[start Data provided]
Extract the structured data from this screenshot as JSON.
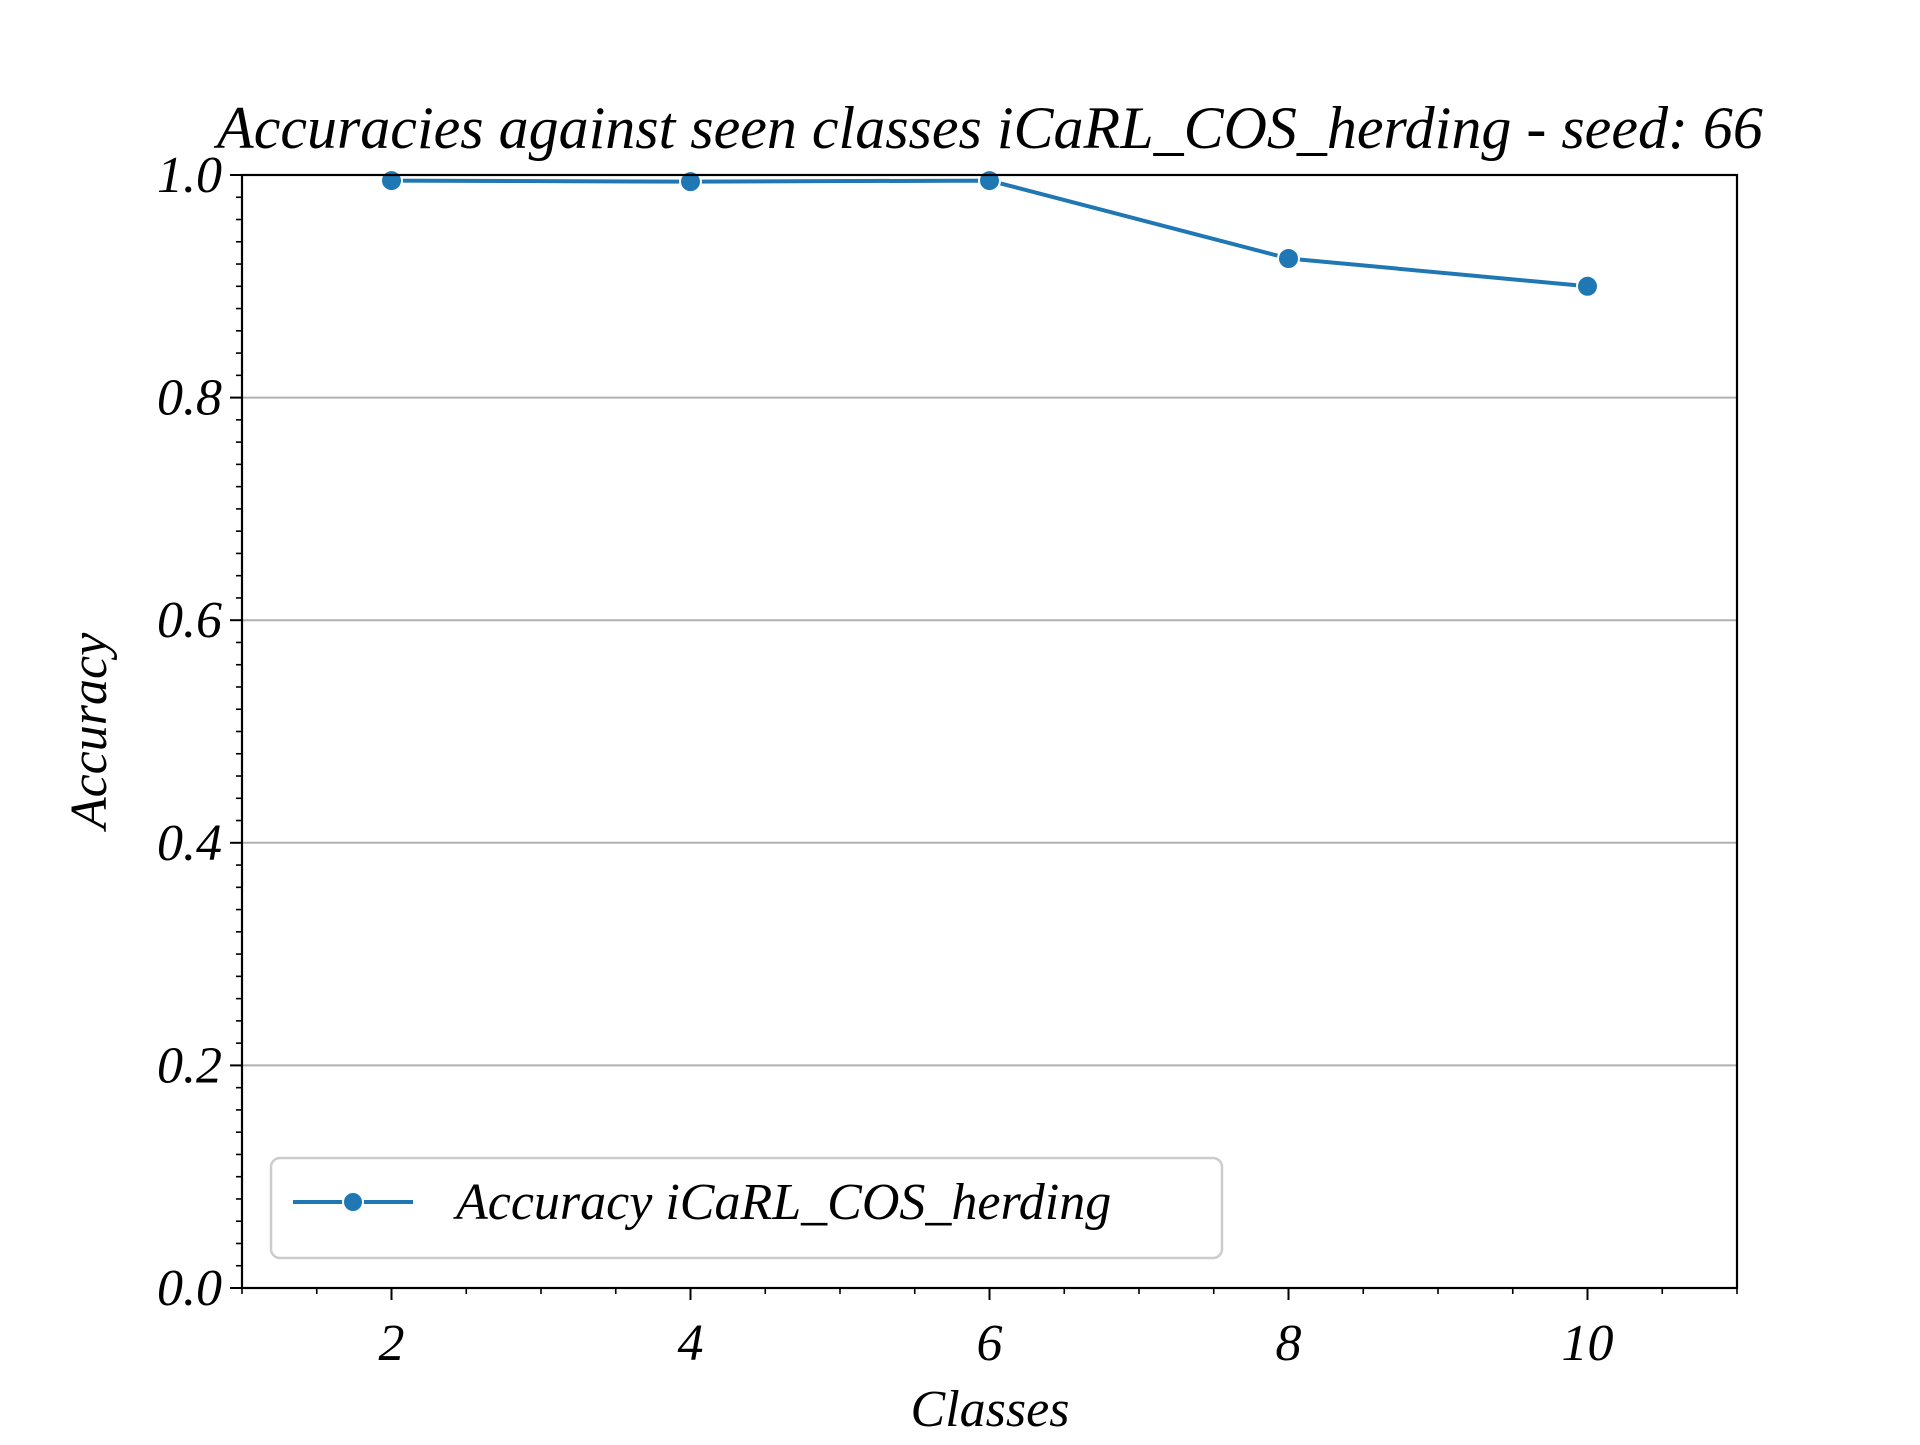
{
  "chart_data": {
    "type": "line",
    "title": "Accuracies against seen classes iCaRL_COS_herding - seed: 66",
    "xlabel": "Classes",
    "ylabel": "Accuracy",
    "x": [
      2,
      4,
      6,
      8,
      10
    ],
    "series": [
      {
        "name": "Accuracy iCaRL_COS_herding",
        "values": [
          0.995,
          0.994,
          0.995,
          0.925,
          0.9
        ]
      }
    ],
    "xlim": [
      1,
      11
    ],
    "ylim": [
      0.0,
      1.0
    ],
    "xticks": [
      2,
      4,
      6,
      8,
      10
    ],
    "yticks": [
      0.0,
      0.2,
      0.4,
      0.6,
      0.8,
      1.0
    ],
    "ytick_labels": [
      "0.0",
      "0.2",
      "0.4",
      "0.6",
      "0.8",
      "1.0"
    ],
    "grid": "y-major",
    "legend_position": "lower-left",
    "colors": {
      "series": "#1f77b4",
      "grid": "#b0b0b0",
      "axes": "#000000"
    }
  }
}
[end Data provided]
The records above need to be restated word for word, with the pictures left out.

### [Response for this exercise]
Extract the structured data from this screenshot as JSON.
{
  "chart_data": {
    "type": "line",
    "title": "Accuracies against seen classes iCaRL_COS_herding - seed: 66",
    "xlabel": "Classes",
    "ylabel": "Accuracy",
    "x": [
      2,
      4,
      6,
      8,
      10
    ],
    "series": [
      {
        "name": "Accuracy iCaRL_COS_herding",
        "values": [
          0.995,
          0.994,
          0.995,
          0.925,
          0.9
        ]
      }
    ],
    "xlim": [
      1,
      11
    ],
    "ylim": [
      0.0,
      1.0
    ],
    "xticks": [
      2,
      4,
      6,
      8,
      10
    ],
    "yticks": [
      0.0,
      0.2,
      0.4,
      0.6,
      0.8,
      1.0
    ],
    "ytick_labels": [
      "0.0",
      "0.2",
      "0.4",
      "0.6",
      "0.8",
      "1.0"
    ],
    "grid": "y-major",
    "legend_position": "lower-left",
    "colors": {
      "series": "#1f77b4",
      "grid": "#b0b0b0",
      "axes": "#000000"
    }
  }
}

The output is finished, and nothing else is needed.